Pictures aside, repeat every entry exactly.

***

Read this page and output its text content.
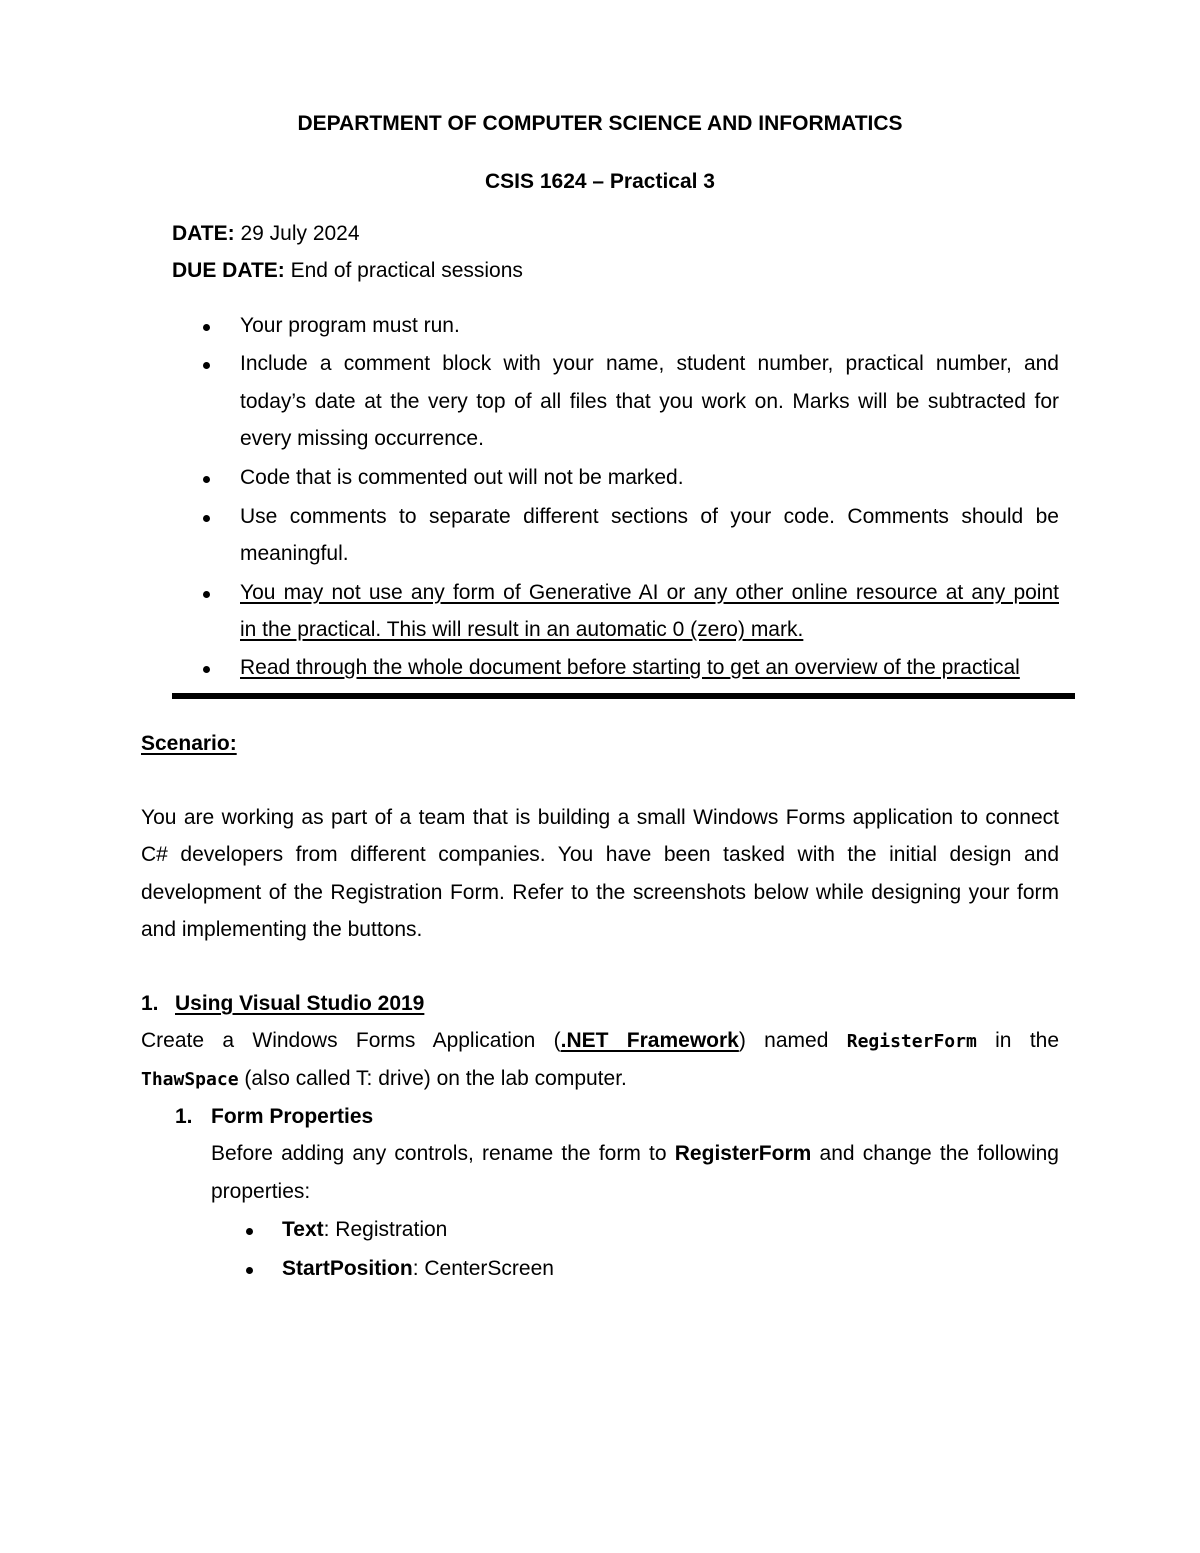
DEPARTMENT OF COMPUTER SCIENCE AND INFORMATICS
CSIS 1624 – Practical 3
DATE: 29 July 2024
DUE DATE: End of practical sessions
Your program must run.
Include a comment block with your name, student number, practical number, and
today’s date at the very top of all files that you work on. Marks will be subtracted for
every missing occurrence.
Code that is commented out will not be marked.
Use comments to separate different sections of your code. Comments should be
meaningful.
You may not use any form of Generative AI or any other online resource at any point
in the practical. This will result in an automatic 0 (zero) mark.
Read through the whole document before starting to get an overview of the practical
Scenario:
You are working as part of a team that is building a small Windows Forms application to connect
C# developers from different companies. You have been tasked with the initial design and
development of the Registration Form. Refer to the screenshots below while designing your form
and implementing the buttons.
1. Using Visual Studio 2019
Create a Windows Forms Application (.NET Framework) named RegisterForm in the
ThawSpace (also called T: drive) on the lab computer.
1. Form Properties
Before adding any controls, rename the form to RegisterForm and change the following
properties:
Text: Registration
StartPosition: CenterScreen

***

◆ Exercise output:
Read this page and output its text content.
DEPARTMENT OF COMPUTER SCIENCE AND INFORMATICS
CSIS 1624 – Practical 3
DATE: 29 July 2024
DUE DATE: End of practical sessions
Your program must run.
Include a comment block with your name, student number, practical number, and
today’s date at the very top of all files that you work on. Marks will be subtracted for
every missing occurrence.
Code that is commented out will not be marked.
Use comments to separate different sections of your code. Comments should be
meaningful.
You may not use any form of Generative AI or any other online resource at any point
in the practical. This will result in an automatic 0 (zero) mark.
Read through the whole document before starting to get an overview of the practical
Scenario:
You are working as part of a team that is building a small Windows Forms application to connect
C# developers from different companies. You have been tasked with the initial design and
development of the Registration Form. Refer to the screenshots below while designing your form
and implementing the buttons.
1. Using Visual Studio 2019
Create a Windows Forms Application (.NET Framework) named RegisterForm in the
ThawSpace (also called T: drive) on the lab computer.
1. Form Properties
Before adding any controls, rename the form to RegisterForm and change the following
properties:
Text: Registration
StartPosition: CenterScreen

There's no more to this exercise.